#### Dataset content

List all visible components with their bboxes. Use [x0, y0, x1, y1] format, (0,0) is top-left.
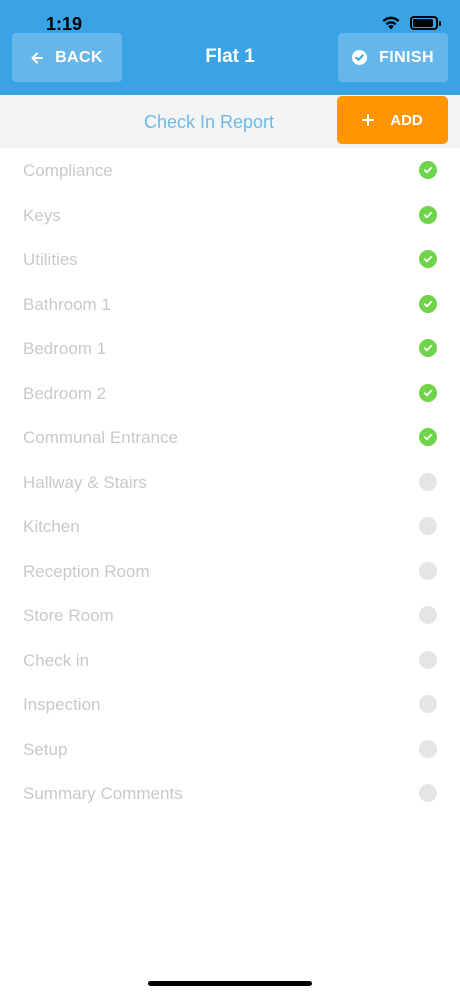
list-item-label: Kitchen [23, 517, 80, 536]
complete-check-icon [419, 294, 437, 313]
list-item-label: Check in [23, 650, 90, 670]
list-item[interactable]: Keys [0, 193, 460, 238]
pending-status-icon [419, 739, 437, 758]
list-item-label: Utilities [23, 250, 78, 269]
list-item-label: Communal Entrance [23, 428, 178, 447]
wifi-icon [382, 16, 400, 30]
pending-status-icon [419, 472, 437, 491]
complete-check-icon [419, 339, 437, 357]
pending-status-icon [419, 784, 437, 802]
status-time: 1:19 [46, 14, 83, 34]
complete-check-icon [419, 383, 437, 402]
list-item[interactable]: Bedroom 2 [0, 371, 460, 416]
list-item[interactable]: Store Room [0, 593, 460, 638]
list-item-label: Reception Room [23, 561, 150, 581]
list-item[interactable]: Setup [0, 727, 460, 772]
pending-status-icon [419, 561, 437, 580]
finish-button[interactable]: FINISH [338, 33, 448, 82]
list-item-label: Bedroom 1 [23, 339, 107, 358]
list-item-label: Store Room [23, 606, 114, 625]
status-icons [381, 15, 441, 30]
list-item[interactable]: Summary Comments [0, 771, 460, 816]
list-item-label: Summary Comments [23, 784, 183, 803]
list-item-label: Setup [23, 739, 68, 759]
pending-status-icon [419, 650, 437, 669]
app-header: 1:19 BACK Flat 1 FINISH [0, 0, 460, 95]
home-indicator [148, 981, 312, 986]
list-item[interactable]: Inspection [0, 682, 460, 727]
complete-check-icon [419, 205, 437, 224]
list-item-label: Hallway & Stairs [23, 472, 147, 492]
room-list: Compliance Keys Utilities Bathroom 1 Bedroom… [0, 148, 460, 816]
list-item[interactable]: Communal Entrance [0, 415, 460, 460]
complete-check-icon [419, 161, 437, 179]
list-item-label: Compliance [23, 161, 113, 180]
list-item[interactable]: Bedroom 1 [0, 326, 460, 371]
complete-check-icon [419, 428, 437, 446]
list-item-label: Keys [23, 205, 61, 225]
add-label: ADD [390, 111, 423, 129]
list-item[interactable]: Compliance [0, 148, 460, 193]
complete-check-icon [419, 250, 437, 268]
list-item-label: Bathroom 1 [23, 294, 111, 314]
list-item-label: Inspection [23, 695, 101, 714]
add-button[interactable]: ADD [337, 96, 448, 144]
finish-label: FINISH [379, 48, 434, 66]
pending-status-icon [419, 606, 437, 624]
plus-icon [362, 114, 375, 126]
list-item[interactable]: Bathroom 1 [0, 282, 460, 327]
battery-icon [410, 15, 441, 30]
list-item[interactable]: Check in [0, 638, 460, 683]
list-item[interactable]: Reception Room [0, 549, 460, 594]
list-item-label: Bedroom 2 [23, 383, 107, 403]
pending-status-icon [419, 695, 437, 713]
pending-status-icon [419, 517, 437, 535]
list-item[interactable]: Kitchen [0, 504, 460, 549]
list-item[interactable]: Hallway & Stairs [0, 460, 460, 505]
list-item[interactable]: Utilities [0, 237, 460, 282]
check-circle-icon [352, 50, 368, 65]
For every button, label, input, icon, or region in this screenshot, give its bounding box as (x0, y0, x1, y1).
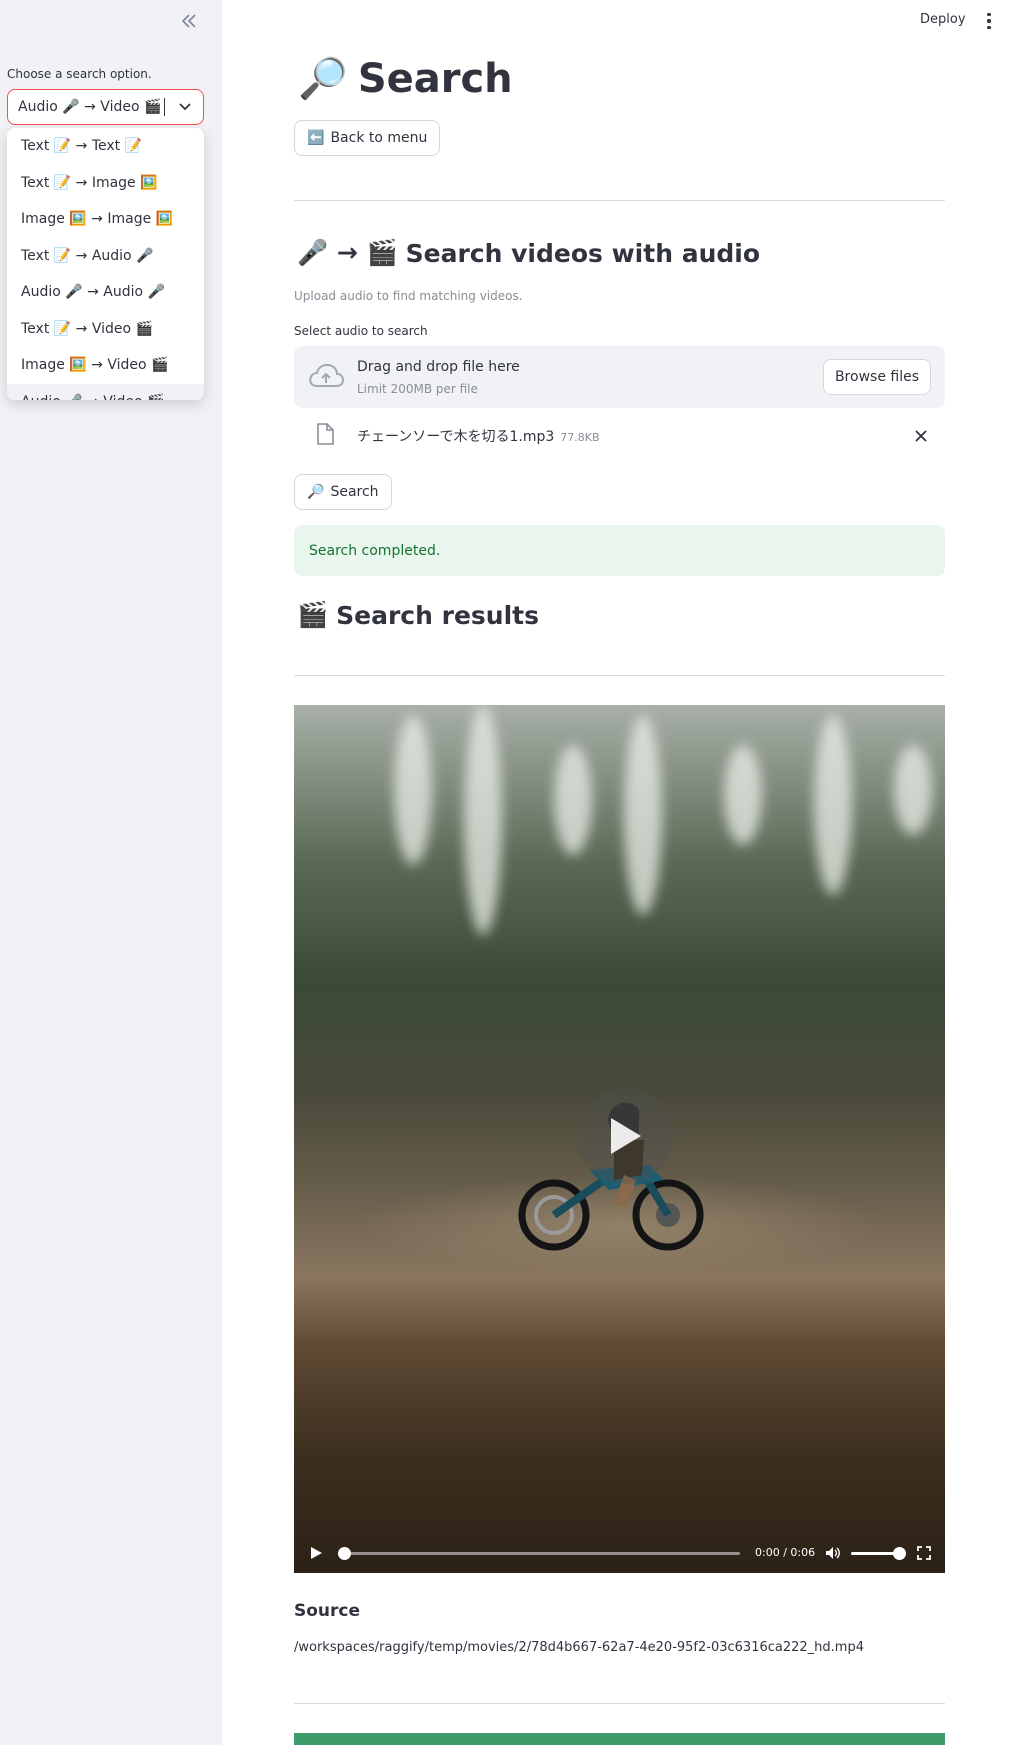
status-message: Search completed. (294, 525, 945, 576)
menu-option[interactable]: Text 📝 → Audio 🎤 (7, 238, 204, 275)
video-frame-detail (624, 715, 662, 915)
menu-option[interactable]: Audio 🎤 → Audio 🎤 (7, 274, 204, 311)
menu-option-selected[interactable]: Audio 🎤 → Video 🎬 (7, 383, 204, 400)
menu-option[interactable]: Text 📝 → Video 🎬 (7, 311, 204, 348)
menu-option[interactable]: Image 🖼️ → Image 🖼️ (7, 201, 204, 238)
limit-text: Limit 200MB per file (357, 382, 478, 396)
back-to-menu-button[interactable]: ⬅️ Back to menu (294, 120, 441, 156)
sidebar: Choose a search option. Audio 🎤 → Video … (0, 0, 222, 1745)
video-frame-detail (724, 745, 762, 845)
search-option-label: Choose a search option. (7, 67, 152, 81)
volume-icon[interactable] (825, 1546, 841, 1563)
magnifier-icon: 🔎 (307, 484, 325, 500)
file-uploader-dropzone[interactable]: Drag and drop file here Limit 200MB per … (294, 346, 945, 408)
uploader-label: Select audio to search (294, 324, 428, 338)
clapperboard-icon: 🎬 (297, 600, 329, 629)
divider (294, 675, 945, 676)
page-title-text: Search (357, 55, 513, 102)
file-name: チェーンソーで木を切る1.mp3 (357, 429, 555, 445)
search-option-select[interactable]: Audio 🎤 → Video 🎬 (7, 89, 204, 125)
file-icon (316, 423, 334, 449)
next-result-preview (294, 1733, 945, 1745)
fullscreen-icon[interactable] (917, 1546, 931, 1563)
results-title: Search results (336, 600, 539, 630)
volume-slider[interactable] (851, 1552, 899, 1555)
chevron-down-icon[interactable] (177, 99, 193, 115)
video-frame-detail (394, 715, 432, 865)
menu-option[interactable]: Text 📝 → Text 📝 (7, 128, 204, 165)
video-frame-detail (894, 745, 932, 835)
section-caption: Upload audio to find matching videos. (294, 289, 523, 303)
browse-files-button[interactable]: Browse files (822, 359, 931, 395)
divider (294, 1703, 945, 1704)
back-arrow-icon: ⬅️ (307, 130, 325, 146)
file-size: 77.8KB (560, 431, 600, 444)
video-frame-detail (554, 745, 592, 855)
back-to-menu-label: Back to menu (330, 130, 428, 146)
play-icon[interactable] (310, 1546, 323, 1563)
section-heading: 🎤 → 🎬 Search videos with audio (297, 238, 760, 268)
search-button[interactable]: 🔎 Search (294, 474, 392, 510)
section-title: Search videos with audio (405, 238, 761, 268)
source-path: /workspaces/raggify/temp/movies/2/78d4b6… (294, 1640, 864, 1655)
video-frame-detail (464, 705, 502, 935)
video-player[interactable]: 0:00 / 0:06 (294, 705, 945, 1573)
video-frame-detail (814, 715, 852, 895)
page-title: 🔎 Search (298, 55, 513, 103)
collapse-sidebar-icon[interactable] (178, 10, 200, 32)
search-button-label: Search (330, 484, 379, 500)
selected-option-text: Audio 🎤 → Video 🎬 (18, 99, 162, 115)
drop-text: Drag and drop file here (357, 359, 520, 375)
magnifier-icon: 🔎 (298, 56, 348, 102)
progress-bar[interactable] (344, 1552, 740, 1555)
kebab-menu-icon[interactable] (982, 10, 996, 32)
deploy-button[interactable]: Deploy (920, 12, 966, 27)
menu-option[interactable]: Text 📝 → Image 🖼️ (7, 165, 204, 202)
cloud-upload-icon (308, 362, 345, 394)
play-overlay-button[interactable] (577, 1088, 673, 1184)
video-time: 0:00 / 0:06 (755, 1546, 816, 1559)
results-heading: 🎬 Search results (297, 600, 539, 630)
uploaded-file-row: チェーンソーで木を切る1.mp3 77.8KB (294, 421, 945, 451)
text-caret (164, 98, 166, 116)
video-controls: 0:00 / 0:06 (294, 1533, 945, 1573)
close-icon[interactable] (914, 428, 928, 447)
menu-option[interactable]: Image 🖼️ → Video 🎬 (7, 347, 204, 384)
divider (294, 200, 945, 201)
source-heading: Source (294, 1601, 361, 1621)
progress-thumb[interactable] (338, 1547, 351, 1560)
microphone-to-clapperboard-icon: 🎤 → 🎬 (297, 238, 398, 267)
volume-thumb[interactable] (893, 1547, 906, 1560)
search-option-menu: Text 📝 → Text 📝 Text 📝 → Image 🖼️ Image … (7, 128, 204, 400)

########

Aim of the exercise
Reproduce every line of the records above verbatim, omitting the pictures.

Task answer
List all visible components with their bboxes. Use [x0, y0, x1, y1] format, (0,0) is top-left.
list-item-label: Kitchen [23, 517, 80, 536]
complete-check-icon [419, 294, 437, 313]
list-item-label: Check in [23, 650, 90, 670]
list-item[interactable]: Keys [0, 193, 460, 238]
pending-status-icon [419, 739, 437, 758]
list-item-label: Utilities [23, 250, 78, 269]
list-item-label: Communal Entrance [23, 428, 178, 447]
wifi-icon [382, 16, 400, 30]
pending-status-icon [419, 472, 437, 491]
complete-check-icon [419, 339, 437, 357]
pending-status-icon [419, 784, 437, 802]
status-time: 1:19 [46, 14, 83, 34]
complete-check-icon [419, 383, 437, 402]
list-item[interactable]: Bedroom 2 [0, 371, 460, 416]
list-item[interactable]: Store Room [0, 593, 460, 638]
list-item-label: Reception Room [23, 561, 150, 581]
list-item[interactable]: Setup [0, 727, 460, 772]
pending-status-icon [419, 561, 437, 580]
finish-button[interactable]: FINISH [338, 33, 448, 82]
list-item-label: Bedroom 1 [23, 339, 107, 358]
list-item-label: Store Room [23, 606, 114, 625]
status-icons [381, 15, 441, 30]
list-item[interactable]: Summary Comments [0, 771, 460, 816]
list-item-label: Summary Comments [23, 784, 183, 803]
list-item-label: Setup [23, 739, 68, 759]
pending-status-icon [419, 650, 437, 669]
app-header: 1:19 BACK Flat 1 FINISH [0, 0, 460, 95]
home-indicator [148, 981, 312, 986]
list-item[interactable]: Inspection [0, 682, 460, 727]
complete-check-icon [419, 205, 437, 224]
list-item-label: Hallway & Stairs [23, 472, 147, 492]
room-list: Compliance Keys Utilities Bathroom 1 Bedroom… [0, 148, 460, 816]
list-item[interactable]: Communal Entrance [0, 415, 460, 460]
complete-check-icon [419, 161, 437, 179]
list-item-label: Compliance [23, 161, 113, 180]
list-item[interactable]: Bedroom 1 [0, 326, 460, 371]
complete-check-icon [419, 428, 437, 446]
list-item-label: Keys [23, 205, 61, 225]
add-label: ADD [390, 111, 423, 129]
list-item[interactable]: Compliance [0, 148, 460, 193]
complete-check-icon [419, 250, 437, 268]
list-item-label: Bathroom 1 [23, 294, 111, 314]
list-item-label: Inspection [23, 695, 101, 714]
add-button[interactable]: ADD [337, 96, 448, 144]
finish-label: FINISH [379, 48, 434, 66]
pending-status-icon [419, 606, 437, 624]
plus-icon [362, 114, 375, 126]
list-item[interactable]: Bathroom 1 [0, 282, 460, 327]
battery-icon [410, 15, 441, 30]
list-item[interactable]: Check in [0, 638, 460, 683]
list-item[interactable]: Reception Room [0, 549, 460, 594]
list-item-label: Bedroom 2 [23, 383, 107, 403]
pending-status-icon [419, 695, 437, 713]
pending-status-icon [419, 517, 437, 535]
list-item[interactable]: Kitchen [0, 504, 460, 549]
list-item[interactable]: Hallway & Stairs [0, 460, 460, 505]
list-item[interactable]: Utilities [0, 237, 460, 282]
check-circle-icon [352, 50, 368, 65]
For every button, label, input, icon, or region in this screenshot, give its bounding box as (x0, y0, x1, y1).
status-message: Search completed. (294, 525, 945, 576)
menu-option[interactable]: Text 📝 → Audio 🎤 (7, 238, 204, 275)
video-frame-detail (624, 715, 662, 915)
menu-option[interactable]: Audio 🎤 → Audio 🎤 (7, 274, 204, 311)
menu-option-selected[interactable]: Audio 🎤 → Video 🎬 (7, 383, 204, 400)
menu-option[interactable]: Text 📝 → Video 🎬 (7, 311, 204, 348)
menu-option[interactable]: Image 🖼️ → Image 🖼️ (7, 201, 204, 238)
limit-text: Limit 200MB per file (357, 382, 478, 396)
back-to-menu-button[interactable]: ⬅️ Back to menu (294, 120, 441, 156)
sidebar: Choose a search option. Audio 🎤 → Video … (0, 0, 222, 1745)
video-frame-detail (724, 745, 762, 845)
search-option-label: Choose a search option. (7, 67, 152, 81)
volume-icon[interactable] (825, 1546, 841, 1563)
magnifier-icon: 🔎 (307, 484, 325, 500)
file-uploader-dropzone[interactable]: Drag and drop file here Limit 200MB per … (294, 346, 945, 408)
uploader-label: Select audio to search (294, 324, 428, 338)
clapperboard-icon: 🎬 (297, 600, 329, 629)
divider (294, 675, 945, 676)
page-title-text: Search (357, 55, 513, 102)
file-name: チェーンソーで木を切る1.mp3 (357, 429, 555, 445)
search-option-select[interactable]: Audio 🎤 → Video 🎬 (7, 89, 204, 125)
file-icon (316, 423, 334, 449)
next-result-preview (294, 1733, 945, 1745)
fullscreen-icon[interactable] (917, 1546, 931, 1563)
results-title: Search results (336, 600, 539, 630)
volume-slider[interactable] (851, 1552, 899, 1555)
chevron-down-icon[interactable] (177, 99, 193, 115)
video-frame-detail (394, 715, 432, 865)
menu-option[interactable]: Text 📝 → Text 📝 (7, 128, 204, 165)
video-frame-detail (894, 745, 932, 835)
section-caption: Upload audio to find matching videos. (294, 289, 523, 303)
browse-files-button[interactable]: Browse files (822, 359, 931, 395)
divider (294, 1703, 945, 1704)
back-arrow-icon: ⬅️ (307, 130, 325, 146)
file-size: 77.8KB (560, 431, 600, 444)
video-frame-detail (554, 745, 592, 855)
back-to-menu-label: Back to menu (330, 130, 428, 146)
play-icon[interactable] (310, 1546, 323, 1563)
section-heading: 🎤 → 🎬 Search videos with audio (297, 238, 760, 268)
search-button[interactable]: 🔎 Search (294, 474, 392, 510)
section-title: Search videos with audio (405, 238, 761, 268)
source-path: /workspaces/raggify/temp/movies/2/78d4b6… (294, 1640, 864, 1655)
video-frame-detail (464, 705, 502, 935)
video-player[interactable]: 0:00 / 0:06 (294, 705, 945, 1573)
video-frame-detail (814, 715, 852, 895)
page-title: 🔎 Search (298, 55, 513, 103)
collapse-sidebar-icon[interactable] (178, 10, 200, 32)
search-button-label: Search (330, 484, 379, 500)
selected-option-text: Audio 🎤 → Video 🎬 (18, 99, 162, 115)
drop-text: Drag and drop file here (357, 359, 520, 375)
magnifier-icon: 🔎 (298, 56, 348, 102)
progress-bar[interactable] (344, 1552, 740, 1555)
kebab-menu-icon[interactable] (982, 10, 996, 32)
deploy-button[interactable]: Deploy (920, 12, 966, 27)
menu-option[interactable]: Text 📝 → Image 🖼️ (7, 165, 204, 202)
cloud-upload-icon (308, 362, 345, 394)
play-overlay-button[interactable] (577, 1088, 673, 1184)
video-time: 0:00 / 0:06 (755, 1546, 816, 1559)
results-heading: 🎬 Search results (297, 600, 539, 630)
uploaded-file-row: チェーンソーで木を切る1.mp3 77.8KB (294, 421, 945, 451)
text-caret (164, 98, 166, 116)
video-controls: 0:00 / 0:06 (294, 1533, 945, 1573)
close-icon[interactable] (914, 428, 928, 447)
menu-option[interactable]: Image 🖼️ → Video 🎬 (7, 347, 204, 384)
divider (294, 200, 945, 201)
source-heading: Source (294, 1601, 361, 1621)
progress-thumb[interactable] (338, 1547, 351, 1560)
microphone-to-clapperboard-icon: 🎤 → 🎬 (297, 238, 398, 267)
volume-thumb[interactable] (893, 1547, 906, 1560)
search-option-menu: Text 📝 → Text 📝 Text 📝 → Image 🖼️ Image … (7, 128, 204, 400)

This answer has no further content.